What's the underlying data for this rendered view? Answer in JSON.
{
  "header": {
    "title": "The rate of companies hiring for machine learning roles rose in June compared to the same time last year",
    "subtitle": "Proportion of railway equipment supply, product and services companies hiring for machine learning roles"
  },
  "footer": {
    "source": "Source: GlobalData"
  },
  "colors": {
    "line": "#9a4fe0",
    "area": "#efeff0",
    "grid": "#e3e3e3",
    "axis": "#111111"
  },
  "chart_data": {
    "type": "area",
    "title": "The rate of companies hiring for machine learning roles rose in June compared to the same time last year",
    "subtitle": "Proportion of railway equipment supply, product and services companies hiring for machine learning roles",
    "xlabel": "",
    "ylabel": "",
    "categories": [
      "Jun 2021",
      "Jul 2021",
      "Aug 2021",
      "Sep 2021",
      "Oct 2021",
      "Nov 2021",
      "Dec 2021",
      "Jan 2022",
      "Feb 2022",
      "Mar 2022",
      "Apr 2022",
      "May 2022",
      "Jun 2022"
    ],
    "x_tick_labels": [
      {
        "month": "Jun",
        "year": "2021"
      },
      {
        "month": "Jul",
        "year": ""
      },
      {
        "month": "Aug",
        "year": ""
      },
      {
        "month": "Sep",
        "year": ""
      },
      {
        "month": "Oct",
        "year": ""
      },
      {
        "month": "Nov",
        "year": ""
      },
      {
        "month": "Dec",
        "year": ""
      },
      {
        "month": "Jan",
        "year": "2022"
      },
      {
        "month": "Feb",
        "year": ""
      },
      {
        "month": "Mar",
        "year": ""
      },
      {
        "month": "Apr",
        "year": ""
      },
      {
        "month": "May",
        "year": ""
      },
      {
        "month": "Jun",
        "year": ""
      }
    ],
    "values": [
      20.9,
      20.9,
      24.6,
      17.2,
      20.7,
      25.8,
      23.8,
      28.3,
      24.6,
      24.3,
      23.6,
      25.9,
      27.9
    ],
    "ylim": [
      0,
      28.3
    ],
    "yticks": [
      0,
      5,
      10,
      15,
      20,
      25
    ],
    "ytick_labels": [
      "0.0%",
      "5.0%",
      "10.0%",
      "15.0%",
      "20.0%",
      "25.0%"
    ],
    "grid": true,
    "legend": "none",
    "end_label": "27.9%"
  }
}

━━━━━━

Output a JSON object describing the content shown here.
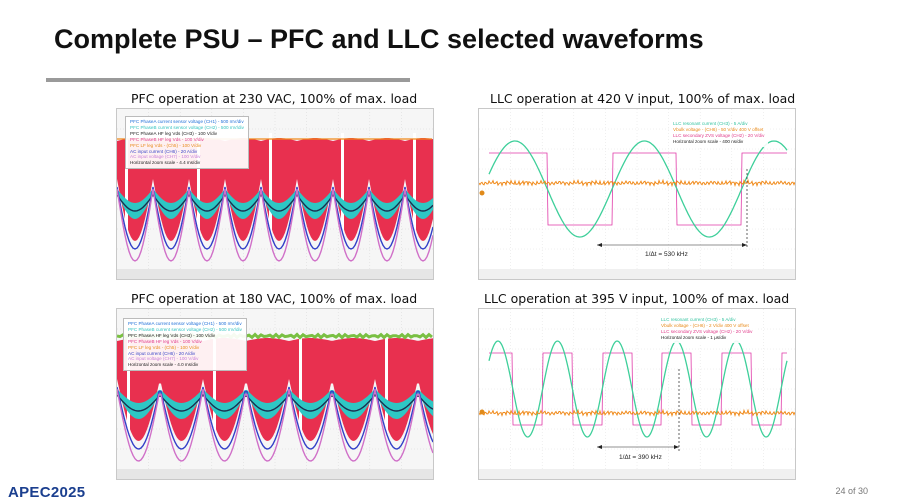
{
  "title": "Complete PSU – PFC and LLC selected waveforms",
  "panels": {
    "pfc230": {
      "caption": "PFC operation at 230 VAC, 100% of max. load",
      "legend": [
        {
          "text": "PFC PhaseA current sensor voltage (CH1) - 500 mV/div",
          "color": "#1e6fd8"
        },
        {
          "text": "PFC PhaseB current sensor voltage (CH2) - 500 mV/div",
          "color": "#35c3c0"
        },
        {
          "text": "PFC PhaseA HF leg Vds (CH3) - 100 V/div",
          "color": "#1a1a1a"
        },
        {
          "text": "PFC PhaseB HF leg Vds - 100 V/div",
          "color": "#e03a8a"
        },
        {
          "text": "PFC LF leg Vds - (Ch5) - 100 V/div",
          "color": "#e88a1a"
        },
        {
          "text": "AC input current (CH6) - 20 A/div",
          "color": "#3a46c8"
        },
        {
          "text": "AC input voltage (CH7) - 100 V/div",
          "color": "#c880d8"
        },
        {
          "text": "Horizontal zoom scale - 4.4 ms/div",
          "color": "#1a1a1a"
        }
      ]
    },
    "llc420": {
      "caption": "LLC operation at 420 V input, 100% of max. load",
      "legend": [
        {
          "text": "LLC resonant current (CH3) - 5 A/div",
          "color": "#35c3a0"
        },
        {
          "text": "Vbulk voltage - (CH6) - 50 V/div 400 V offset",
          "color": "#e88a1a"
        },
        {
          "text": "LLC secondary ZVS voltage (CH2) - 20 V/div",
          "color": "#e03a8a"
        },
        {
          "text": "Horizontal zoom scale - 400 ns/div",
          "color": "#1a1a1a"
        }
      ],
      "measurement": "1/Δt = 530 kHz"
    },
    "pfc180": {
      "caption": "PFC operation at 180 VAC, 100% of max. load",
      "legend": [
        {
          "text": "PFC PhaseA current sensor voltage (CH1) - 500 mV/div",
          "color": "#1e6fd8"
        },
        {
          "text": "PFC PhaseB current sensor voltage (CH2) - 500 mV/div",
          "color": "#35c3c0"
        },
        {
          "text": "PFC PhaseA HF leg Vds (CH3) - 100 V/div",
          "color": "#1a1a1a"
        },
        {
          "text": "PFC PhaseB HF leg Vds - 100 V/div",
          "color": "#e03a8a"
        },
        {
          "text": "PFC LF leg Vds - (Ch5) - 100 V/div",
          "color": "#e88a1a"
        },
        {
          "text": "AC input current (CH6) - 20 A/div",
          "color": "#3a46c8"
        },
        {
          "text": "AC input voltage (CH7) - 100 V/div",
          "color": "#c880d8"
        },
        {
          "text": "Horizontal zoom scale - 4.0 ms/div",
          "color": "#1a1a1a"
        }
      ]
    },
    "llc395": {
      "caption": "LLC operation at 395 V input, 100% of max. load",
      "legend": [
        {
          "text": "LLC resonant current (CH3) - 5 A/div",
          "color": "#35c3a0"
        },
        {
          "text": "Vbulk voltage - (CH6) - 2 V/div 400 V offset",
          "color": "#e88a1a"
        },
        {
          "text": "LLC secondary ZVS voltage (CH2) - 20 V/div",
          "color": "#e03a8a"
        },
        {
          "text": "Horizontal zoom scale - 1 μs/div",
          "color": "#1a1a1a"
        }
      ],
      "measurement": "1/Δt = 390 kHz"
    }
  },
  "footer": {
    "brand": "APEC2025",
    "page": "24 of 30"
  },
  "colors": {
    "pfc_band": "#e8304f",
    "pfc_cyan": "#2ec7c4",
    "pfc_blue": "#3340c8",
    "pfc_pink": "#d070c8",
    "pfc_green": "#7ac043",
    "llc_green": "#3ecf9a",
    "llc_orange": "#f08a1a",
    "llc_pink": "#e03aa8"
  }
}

━━━━━━

__YOUR GOAL__.
Look through the data and gather every line with the string "scale" in it.

__RESULT__.
          "text": "Horizontal zoom scale - 4.4 ms/div",
          "text": "Horizontal zoom scale - 400 ns/div",
          "text": "Horizontal zoom scale - 4.0 ms/div",
          "text": "Horizontal zoom scale - 1 μs/div",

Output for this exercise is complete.